++++ EXCERPTED TEXT

Tuesday, 20 July 2010

Day 3

Cycling to Dunoon was not a pleasure. Although the GPS initially showed 65 miles, prompting a brief celebration from myself as I looked at it, I quickly realised that this was 65 miles was as the crow flies. Instead, team TROTT were in for a rollercoaster ride round the west coast of Scotland. Once again the rain poured down on us from dark grey skies.
The Glencoe valley provided us with some absolutely stunning imagery, we gazed up at the towering summits that disappeared into the misty clouds lingering above us.
After passing through some difficult climbs on the valley we were surprised to see Ben Kumar from the other team of ex-KGS pupils who were doing the same cycle we were doing, only from Lands End up (probably a more sensible option, as we’ve had the wind against us and in our faces the whole way), after stopping for a chat and a quick photo with him and Lawrence, we continued down the road and swiftly met up with the rest of their crew.
We all turned green with envy when their support van (yes VAN, not car) pulled up, and the back doors were opened to reveal an arsenal of equipment and sports nutrition, which appeared to be enough to feed an army. We took advantage of this extra surplus by jamming several snickers bars into our lycra and cycling jealously away.
Pulling up for a wee cup of tea at a pub en route, I warmed my sodden gloves by placing the two pots of tea on them, an inspired choice, I thought. Whilst we were inside gingerly sipping tea and watching the heavens pouring on the pub window. But there was no point in procrastinating, so we donned our goggles, swim caps, speedos, nose clips, arm bands, wetsuits and oxygen tanks and dived back into our route, getting soaked instantly.
Still, after a pretty boring day of getting drenched and going uphill an unreasonable amount of time, we took a detour that cut out two huge peaks that we would have to have gone up, although extended our route by a couple of miles. Still, it was a compromise that we were willing to make.
Making a toilet break at a tourist information centre before one of the last massive climbs of the day, me and Tom discovered that toilets were ‘self assembly’. The whole thing was all apart – meaning that I had to balance the seat on top of it whilst attempting to use it. Still, after an interesting wrestle I left the cubicle and informed Tom of this predicament. The door closed behind him and as I was washing my hands I heard a slipping noise and a crash, plus some cursing and the words “yes, you were right, the ******* toilet isn’t secured”.
When we arrived in Dunoon we got showered and went to the local Indian. An interesting choice as they also served European food, and since none of us cyclists could manage a heavy curry after having consumed nothing but power bars, nutritionally enhanced milk, and isotonic drinks our stomachs were feeling, let us say, fragile, (and leave it at that, you don’t want details but I’ll just say that I can’t begin to imagine the look of horror on the next poor person to walk into a toilet after Robbie has ‘visited’), we ate up and returned to the hotel, where we found out that the central heating had been turned off.

++++++++

[WORK REQUEST]
Please copy the part of the Day 3 cycling diary entry that opens with the words "The Glencoe valley" and closes with "lingering above us.", changing "misty" to "foggy".

++++ SUPPLIED RECORDS

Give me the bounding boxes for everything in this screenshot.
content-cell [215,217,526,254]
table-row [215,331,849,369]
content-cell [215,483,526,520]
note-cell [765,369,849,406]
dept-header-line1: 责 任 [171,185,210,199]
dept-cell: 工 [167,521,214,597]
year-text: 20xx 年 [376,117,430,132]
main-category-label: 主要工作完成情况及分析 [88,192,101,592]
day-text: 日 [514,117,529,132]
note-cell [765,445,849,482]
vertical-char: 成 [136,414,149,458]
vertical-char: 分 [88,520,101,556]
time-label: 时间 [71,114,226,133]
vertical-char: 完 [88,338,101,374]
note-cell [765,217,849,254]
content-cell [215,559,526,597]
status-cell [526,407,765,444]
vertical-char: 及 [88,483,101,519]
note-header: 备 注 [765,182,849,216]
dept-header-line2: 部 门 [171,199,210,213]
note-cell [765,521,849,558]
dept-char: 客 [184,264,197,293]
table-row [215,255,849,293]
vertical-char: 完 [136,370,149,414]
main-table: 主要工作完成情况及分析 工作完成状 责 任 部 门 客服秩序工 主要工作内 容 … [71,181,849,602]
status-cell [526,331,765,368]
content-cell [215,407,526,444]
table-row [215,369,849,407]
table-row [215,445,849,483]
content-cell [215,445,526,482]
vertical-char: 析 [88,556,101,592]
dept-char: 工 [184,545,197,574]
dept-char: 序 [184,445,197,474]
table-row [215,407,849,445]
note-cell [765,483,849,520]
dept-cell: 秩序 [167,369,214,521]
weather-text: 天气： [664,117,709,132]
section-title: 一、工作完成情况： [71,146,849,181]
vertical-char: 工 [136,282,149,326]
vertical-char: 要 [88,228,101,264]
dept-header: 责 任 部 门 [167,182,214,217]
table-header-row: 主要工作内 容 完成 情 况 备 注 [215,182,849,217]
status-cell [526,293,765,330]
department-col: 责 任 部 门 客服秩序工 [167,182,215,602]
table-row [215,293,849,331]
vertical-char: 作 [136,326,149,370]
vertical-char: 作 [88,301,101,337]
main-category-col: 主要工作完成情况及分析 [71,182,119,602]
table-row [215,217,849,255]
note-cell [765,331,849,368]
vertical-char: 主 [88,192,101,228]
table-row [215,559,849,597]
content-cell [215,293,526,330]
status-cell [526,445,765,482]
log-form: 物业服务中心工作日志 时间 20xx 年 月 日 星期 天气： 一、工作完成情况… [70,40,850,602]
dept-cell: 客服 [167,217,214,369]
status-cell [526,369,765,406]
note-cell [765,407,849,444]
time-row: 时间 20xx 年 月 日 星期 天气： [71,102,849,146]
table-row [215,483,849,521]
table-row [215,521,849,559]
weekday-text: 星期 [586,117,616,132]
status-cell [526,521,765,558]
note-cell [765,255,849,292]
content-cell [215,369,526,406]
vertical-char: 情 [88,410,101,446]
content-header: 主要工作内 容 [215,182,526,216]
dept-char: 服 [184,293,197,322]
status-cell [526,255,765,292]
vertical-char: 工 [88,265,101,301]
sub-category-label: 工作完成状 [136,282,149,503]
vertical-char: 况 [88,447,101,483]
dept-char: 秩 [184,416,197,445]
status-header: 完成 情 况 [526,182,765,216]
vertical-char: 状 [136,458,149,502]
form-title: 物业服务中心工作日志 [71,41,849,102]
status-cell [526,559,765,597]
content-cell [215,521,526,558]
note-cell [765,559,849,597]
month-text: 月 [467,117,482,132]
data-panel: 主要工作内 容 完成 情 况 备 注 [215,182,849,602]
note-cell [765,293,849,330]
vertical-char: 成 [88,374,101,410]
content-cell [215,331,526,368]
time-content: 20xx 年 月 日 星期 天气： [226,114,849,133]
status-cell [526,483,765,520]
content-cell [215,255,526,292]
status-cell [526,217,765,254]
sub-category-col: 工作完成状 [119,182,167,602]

++++++++

[REPLY TO THE EXERCISE]
The Glencoe valley provided us with some absolutely stunning imagery, we gazed up at the towering summits that disappeared into the foggy clouds lingering above us.